## [Task to complete]
Count how many lines mention the word "Middle". Write that number alone.

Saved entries
+ + + + +

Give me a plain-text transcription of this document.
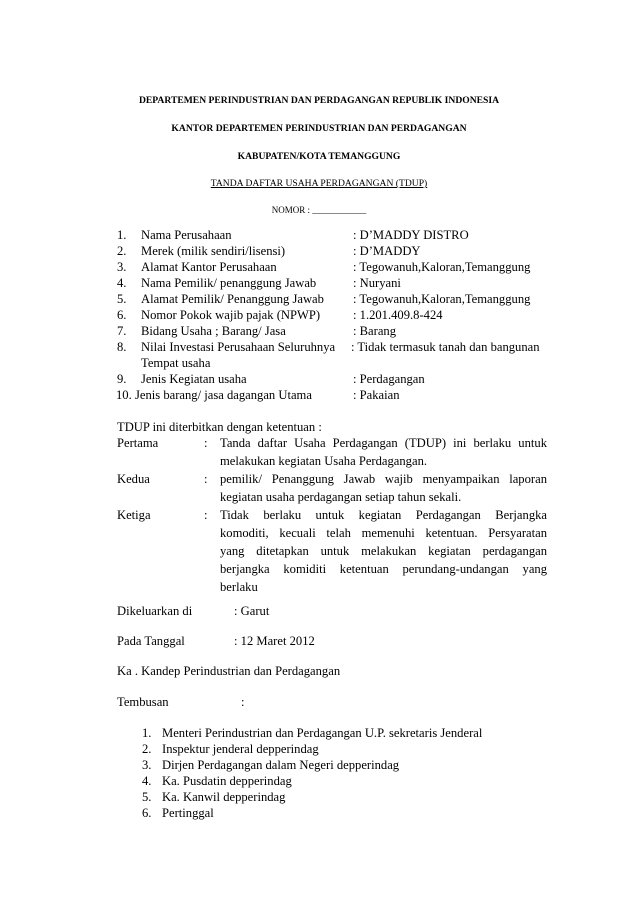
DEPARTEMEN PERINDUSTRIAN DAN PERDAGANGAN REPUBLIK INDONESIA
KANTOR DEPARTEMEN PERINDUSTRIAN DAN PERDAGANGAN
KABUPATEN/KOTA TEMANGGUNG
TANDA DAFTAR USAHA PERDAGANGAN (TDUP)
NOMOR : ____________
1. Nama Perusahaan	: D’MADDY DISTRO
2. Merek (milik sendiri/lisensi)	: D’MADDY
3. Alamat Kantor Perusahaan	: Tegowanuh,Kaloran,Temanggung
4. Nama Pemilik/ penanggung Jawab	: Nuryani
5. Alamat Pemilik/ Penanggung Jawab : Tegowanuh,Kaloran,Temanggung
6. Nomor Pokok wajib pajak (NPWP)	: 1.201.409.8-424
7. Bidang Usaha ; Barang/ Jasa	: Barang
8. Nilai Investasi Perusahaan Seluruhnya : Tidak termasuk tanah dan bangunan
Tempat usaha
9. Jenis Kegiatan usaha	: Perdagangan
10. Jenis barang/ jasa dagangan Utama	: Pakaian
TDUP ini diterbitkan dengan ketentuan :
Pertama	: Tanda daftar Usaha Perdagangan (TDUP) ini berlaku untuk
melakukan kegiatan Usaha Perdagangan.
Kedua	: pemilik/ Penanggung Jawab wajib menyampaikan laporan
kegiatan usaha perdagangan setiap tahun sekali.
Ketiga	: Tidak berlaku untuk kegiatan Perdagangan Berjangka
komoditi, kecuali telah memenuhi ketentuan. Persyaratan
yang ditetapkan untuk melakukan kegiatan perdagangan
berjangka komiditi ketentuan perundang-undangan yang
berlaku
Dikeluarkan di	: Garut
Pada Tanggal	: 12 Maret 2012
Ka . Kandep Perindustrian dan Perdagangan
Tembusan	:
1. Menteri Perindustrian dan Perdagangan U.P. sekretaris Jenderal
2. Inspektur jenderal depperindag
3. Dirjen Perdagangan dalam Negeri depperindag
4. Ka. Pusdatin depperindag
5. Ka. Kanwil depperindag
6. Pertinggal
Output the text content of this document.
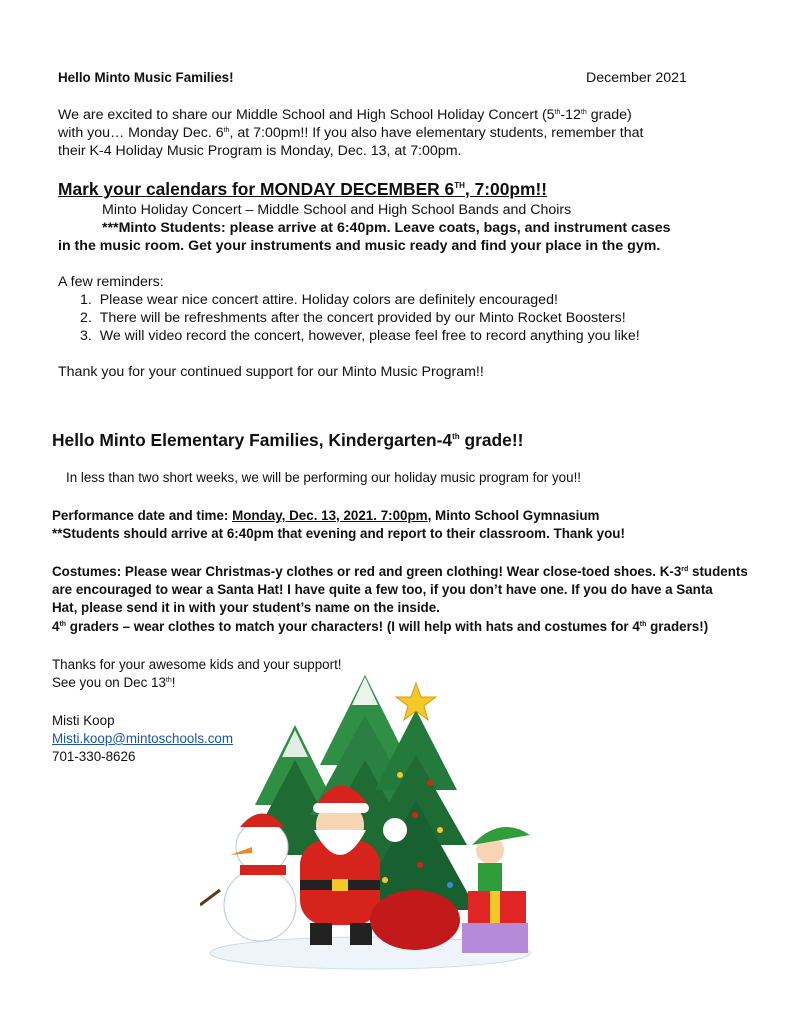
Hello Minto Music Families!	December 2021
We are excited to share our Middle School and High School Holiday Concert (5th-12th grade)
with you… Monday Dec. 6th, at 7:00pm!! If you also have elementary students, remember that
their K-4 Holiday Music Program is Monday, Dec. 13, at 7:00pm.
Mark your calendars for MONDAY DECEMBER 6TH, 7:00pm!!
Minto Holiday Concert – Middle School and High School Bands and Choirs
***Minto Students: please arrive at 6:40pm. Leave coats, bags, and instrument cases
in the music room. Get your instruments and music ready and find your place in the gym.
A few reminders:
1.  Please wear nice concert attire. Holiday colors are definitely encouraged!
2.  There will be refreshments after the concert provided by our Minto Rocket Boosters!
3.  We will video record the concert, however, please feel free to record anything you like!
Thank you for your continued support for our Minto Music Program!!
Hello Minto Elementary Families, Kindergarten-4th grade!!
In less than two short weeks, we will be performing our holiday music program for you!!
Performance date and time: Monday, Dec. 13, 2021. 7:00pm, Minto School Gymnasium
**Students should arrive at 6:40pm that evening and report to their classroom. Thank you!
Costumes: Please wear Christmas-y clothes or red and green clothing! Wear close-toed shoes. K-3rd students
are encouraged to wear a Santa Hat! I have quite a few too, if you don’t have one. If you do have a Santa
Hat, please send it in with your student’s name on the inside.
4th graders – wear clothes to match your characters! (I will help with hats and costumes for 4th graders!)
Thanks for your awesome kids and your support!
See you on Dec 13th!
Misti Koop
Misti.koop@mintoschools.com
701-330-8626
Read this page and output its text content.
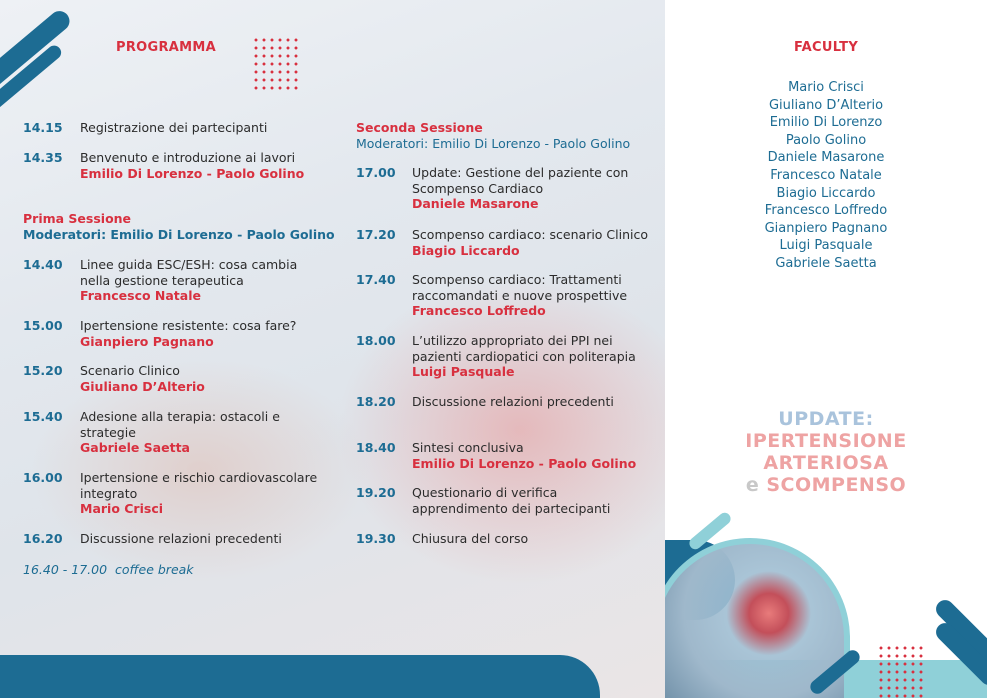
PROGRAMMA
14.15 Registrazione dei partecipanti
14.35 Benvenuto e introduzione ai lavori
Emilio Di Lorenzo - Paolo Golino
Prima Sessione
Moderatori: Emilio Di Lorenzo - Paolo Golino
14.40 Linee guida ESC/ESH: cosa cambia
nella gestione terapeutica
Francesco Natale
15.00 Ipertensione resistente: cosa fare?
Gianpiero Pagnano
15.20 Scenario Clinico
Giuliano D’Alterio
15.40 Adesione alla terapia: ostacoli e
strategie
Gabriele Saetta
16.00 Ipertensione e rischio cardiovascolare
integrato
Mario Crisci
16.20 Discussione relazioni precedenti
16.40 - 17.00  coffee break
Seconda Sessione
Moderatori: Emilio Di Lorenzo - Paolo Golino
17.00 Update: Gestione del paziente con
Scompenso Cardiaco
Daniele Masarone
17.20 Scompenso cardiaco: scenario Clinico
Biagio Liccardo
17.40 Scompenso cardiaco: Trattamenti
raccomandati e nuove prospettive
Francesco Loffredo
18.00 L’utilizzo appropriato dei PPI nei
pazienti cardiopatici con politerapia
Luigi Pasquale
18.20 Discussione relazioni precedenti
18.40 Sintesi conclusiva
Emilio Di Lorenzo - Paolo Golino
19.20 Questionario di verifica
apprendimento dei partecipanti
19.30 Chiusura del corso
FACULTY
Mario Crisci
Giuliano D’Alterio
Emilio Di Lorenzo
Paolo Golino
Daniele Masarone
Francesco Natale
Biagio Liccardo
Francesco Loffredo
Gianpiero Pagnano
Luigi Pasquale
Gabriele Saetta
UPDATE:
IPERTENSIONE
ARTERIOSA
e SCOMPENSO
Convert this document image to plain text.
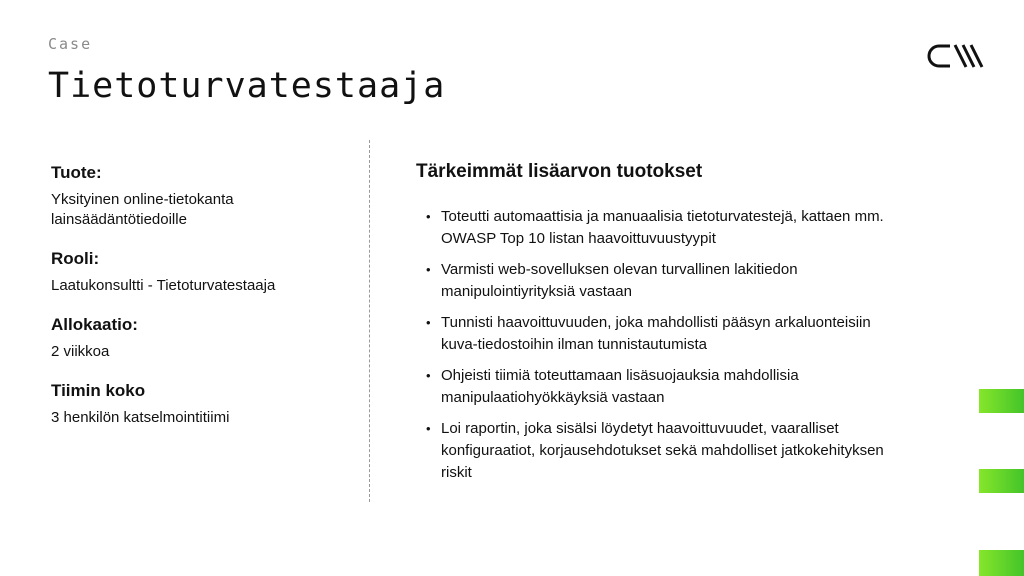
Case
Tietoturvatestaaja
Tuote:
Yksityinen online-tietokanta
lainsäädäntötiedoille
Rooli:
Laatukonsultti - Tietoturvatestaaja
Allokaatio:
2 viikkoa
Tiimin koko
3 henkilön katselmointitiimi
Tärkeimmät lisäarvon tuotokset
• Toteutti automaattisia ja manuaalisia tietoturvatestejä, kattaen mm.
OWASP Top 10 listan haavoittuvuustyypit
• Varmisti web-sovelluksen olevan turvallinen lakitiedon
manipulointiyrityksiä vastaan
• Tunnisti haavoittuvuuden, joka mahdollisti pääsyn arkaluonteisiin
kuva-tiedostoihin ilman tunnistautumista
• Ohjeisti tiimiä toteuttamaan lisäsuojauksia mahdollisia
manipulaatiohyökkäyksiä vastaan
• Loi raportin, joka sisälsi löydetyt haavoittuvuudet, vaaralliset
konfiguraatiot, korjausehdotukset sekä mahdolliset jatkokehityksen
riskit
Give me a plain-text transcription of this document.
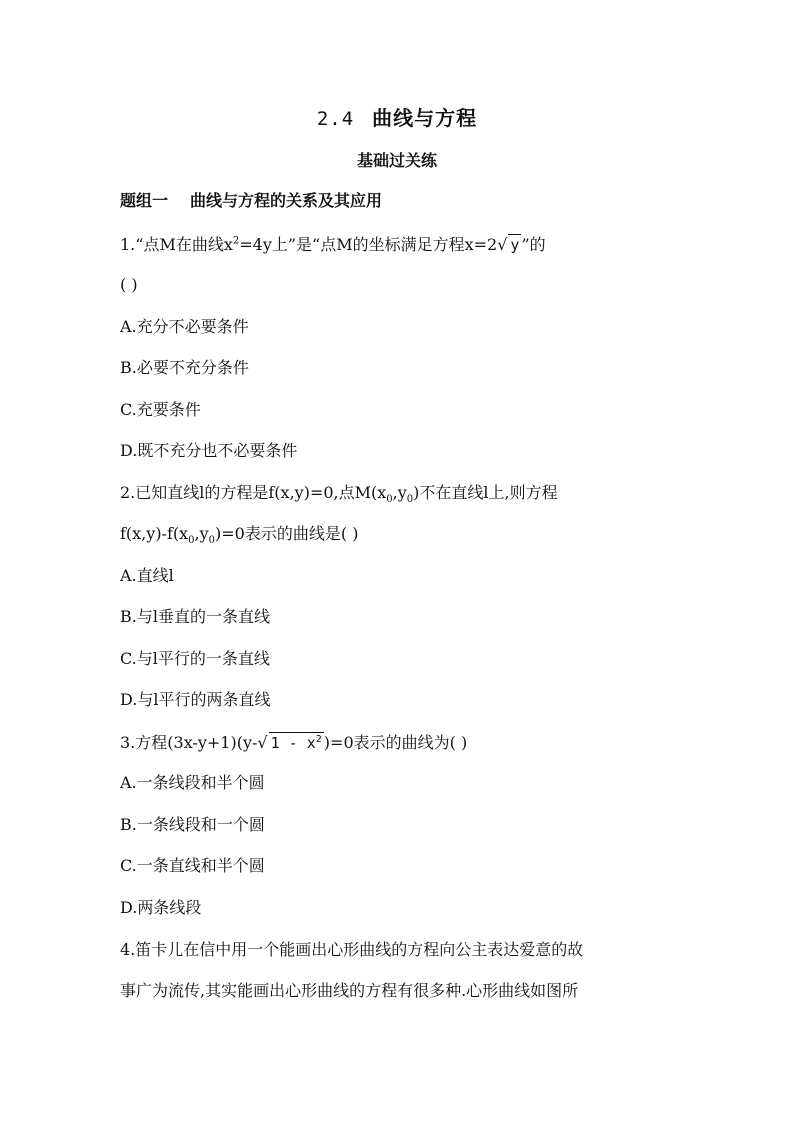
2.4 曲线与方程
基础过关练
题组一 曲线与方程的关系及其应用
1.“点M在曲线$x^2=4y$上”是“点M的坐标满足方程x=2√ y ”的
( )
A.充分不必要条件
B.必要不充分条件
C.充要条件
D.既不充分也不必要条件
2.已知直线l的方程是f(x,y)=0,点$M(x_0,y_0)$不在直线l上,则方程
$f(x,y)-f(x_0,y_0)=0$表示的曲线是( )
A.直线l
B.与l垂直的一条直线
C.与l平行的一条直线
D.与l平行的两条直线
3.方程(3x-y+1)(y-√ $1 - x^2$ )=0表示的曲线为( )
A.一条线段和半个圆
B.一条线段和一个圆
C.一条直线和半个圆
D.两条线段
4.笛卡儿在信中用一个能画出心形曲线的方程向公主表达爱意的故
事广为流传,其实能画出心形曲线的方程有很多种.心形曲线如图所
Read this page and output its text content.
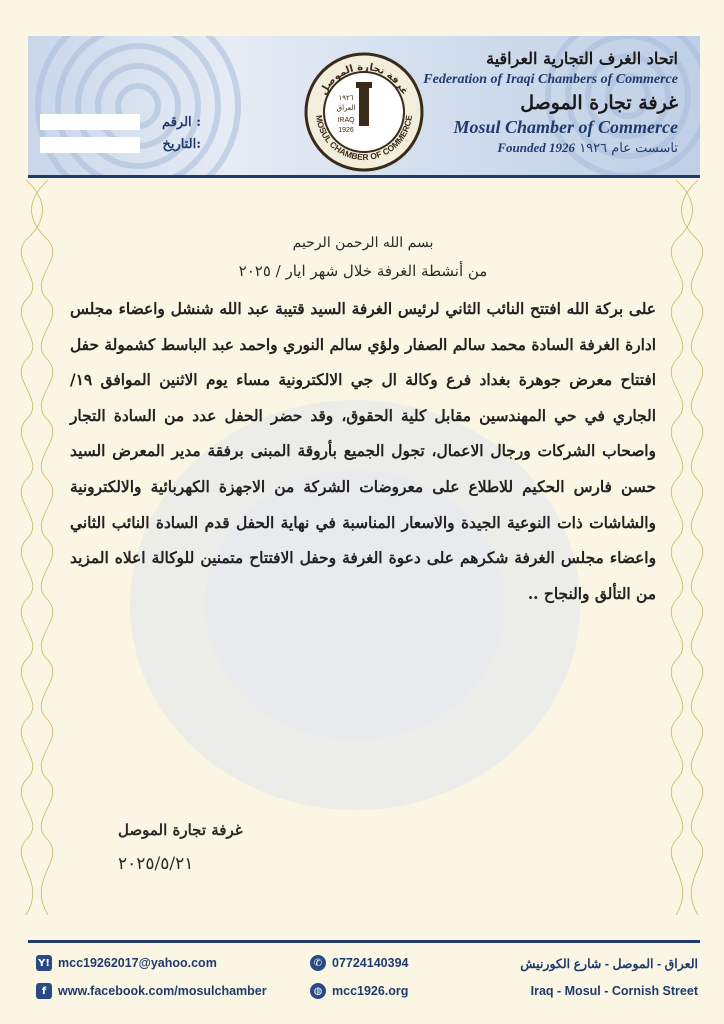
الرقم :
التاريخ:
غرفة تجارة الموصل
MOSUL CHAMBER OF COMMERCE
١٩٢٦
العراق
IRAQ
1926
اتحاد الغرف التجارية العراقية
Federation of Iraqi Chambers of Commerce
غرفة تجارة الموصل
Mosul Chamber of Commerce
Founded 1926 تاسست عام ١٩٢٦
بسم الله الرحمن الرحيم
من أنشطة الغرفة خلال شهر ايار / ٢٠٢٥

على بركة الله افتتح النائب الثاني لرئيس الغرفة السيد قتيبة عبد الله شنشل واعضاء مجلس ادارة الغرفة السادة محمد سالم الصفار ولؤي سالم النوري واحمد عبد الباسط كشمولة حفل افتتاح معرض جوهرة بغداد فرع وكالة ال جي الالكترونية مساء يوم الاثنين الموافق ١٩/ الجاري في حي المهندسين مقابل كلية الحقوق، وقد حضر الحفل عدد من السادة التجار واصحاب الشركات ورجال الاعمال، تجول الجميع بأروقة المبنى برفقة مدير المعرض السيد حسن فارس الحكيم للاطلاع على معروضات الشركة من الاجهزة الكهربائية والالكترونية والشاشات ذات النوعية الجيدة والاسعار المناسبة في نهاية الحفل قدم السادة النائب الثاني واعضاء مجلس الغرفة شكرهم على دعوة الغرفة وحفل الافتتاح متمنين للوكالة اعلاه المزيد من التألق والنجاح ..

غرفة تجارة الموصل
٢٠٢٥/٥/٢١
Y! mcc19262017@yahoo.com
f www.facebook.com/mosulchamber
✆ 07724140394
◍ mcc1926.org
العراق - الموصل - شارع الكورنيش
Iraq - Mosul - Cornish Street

+ + + + +

## [Reply to the exercise]
2